--- begin ---

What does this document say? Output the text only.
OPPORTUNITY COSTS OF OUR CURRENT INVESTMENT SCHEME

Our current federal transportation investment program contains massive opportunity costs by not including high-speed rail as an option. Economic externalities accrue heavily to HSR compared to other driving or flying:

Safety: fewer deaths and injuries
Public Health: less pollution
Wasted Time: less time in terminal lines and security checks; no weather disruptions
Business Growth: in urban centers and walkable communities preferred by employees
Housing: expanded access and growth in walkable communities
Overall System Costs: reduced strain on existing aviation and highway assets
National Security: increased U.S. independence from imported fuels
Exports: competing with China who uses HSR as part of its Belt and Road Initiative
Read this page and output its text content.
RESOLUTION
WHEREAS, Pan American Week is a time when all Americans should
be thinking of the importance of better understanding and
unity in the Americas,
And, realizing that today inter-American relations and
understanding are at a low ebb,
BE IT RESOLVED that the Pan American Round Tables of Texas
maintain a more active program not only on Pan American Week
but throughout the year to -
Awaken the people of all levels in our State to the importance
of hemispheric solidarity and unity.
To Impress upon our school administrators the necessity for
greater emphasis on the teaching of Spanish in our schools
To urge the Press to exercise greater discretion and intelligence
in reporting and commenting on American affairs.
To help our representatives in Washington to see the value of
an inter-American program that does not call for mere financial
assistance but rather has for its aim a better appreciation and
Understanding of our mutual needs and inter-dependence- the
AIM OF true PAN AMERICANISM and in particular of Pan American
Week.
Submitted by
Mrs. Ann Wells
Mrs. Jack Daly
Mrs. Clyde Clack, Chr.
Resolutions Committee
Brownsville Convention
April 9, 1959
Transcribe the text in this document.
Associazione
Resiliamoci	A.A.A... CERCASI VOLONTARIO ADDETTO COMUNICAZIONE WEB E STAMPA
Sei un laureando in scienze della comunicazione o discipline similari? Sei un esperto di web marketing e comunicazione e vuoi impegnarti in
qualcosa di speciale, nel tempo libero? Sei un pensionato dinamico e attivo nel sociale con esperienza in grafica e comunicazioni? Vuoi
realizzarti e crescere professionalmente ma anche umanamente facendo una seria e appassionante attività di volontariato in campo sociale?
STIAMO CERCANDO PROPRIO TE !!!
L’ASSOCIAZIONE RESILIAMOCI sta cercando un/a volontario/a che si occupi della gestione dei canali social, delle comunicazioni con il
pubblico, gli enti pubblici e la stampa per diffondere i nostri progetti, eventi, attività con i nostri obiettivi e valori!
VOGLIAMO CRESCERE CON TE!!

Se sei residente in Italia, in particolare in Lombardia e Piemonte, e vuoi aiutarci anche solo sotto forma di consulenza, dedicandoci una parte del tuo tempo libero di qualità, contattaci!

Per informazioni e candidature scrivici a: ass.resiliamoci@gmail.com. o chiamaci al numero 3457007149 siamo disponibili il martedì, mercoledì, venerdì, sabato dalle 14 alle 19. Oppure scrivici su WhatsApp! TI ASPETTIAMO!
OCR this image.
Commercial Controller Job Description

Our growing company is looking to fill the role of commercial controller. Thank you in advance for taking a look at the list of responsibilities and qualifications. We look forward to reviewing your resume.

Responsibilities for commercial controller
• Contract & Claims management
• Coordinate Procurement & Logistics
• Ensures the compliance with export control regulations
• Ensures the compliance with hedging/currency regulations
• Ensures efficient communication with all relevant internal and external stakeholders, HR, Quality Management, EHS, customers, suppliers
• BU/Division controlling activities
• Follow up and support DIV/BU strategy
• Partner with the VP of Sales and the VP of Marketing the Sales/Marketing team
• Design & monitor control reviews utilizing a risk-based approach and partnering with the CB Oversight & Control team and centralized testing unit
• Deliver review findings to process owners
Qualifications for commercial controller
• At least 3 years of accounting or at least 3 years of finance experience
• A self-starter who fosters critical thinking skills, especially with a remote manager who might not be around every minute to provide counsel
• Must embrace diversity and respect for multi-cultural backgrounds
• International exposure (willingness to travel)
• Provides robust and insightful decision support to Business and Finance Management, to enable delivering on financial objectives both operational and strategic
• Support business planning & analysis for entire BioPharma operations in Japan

--- end ---

* PROBLEM DETAILS *
Copy every record exactly as presented.

* OUTPUT OF THE TASK *
What does this document say? Output the text only.
OPPORTUNITY COSTS OF OUR CURRENT INVESTMENT SCHEME

Our current federal transportation investment program contains massive opportunity costs by not including high-speed rail as an option. Economic externalities accrue heavily to HSR compared to other driving or flying:

Safety: fewer deaths and injuries
Public Health: less pollution
Wasted Time: less time in terminal lines and security checks; no weather disruptions
Business Growth: in urban centers and walkable communities preferred by employees
Housing: expanded access and growth in walkable communities
Overall System Costs: reduced strain on existing aviation and highway assets
National Security: increased U.S. independence from imported fuels
Exports: competing with China who uses HSR as part of its Belt and Road Initiative
Read this page and output its text content.
RESOLUTION
WHEREAS, Pan American Week is a time when all Americans should
be thinking of the importance of better understanding and
unity in the Americas,
And, realizing that today inter-American relations and
understanding are at a low ebb,
BE IT RESOLVED that the Pan American Round Tables of Texas
maintain a more active program not only on Pan American Week
but throughout the year to -
Awaken the people of all levels in our State to the importance
of hemispheric solidarity and unity.
To Impress upon our school administrators the necessity for
greater emphasis on the teaching of Spanish in our schools
To urge the Press to exercise greater discretion and intelligence
in reporting and commenting on American affairs.
To help our representatives in Washington to see the value of
an inter-American program that does not call for mere financial
assistance but rather has for its aim a better appreciation and
Understanding of our mutual needs and inter-dependence- the
AIM OF true PAN AMERICANISM and in particular of Pan American
Week.
Submitted by
Mrs. Ann Wells
Mrs. Jack Daly
Mrs. Clyde Clack, Chr.
Resolutions Committee
Brownsville Convention
April 9, 1959
Transcribe the text in this document.
Associazione
Resiliamoci	A.A.A... CERCASI VOLONTARIO ADDETTO COMUNICAZIONE WEB E STAMPA
Sei un laureando in scienze della comunicazione o discipline similari? Sei un esperto di web marketing e comunicazione e vuoi impegnarti in
qualcosa di speciale, nel tempo libero? Sei un pensionato dinamico e attivo nel sociale con esperienza in grafica e comunicazioni? Vuoi
realizzarti e crescere professionalmente ma anche umanamente facendo una seria e appassionante attività di volontariato in campo sociale?
STIAMO CERCANDO PROPRIO TE !!!
L’ASSOCIAZIONE RESILIAMOCI sta cercando un/a volontario/a che si occupi della gestione dei canali social, delle comunicazioni con il
pubblico, gli enti pubblici e la stampa per diffondere i nostri progetti, eventi, attività con i nostri obiettivi e valori!
VOGLIAMO CRESCERE CON TE!!

Se sei residente in Italia, in particolare in Lombardia e Piemonte, e vuoi aiutarci anche solo sotto forma di consulenza, dedicandoci una parte del tuo tempo libero di qualità, contattaci!

Per informazioni e candidature scrivici a: ass.resiliamoci@gmail.com. o chiamaci al numero 3457007149 siamo disponibili il martedì, mercoledì, venerdì, sabato dalle 14 alle 19. Oppure scrivici su WhatsApp! TI ASPETTIAMO!
OCR this image.
Commercial Controller Job Description

Our growing company is looking to fill the role of commercial controller. Thank you in advance for taking a look at the list of responsibilities and qualifications. We look forward to reviewing your resume.

Responsibilities for commercial controller
• Contract & Claims management
• Coordinate Procurement & Logistics
• Ensures the compliance with export control regulations
• Ensures the compliance with hedging/currency regulations
• Ensures efficient communication with all relevant internal and external stakeholders, HR, Quality Management, EHS, customers, suppliers
• BU/Division controlling activities
• Follow up and support DIV/BU strategy
• Partner with the VP of Sales and the VP of Marketing the Sales/Marketing team
• Design & monitor control reviews utilizing a risk-based approach and partnering with the CB Oversight & Control team and centralized testing unit
• Deliver review findings to process owners
Qualifications for commercial controller
• At least 3 years of accounting or at least 3 years of finance experience
• A self-starter who fosters critical thinking skills, especially with a remote manager who might not be around every minute to provide counsel
• Must embrace diversity and respect for multi-cultural backgrounds
• International exposure (willingness to travel)
• Provides robust and insightful decision support to Business and Finance Management, to enable delivering on financial objectives both operational and strategic
• Support business planning & analysis for entire BioPharma operations in Japan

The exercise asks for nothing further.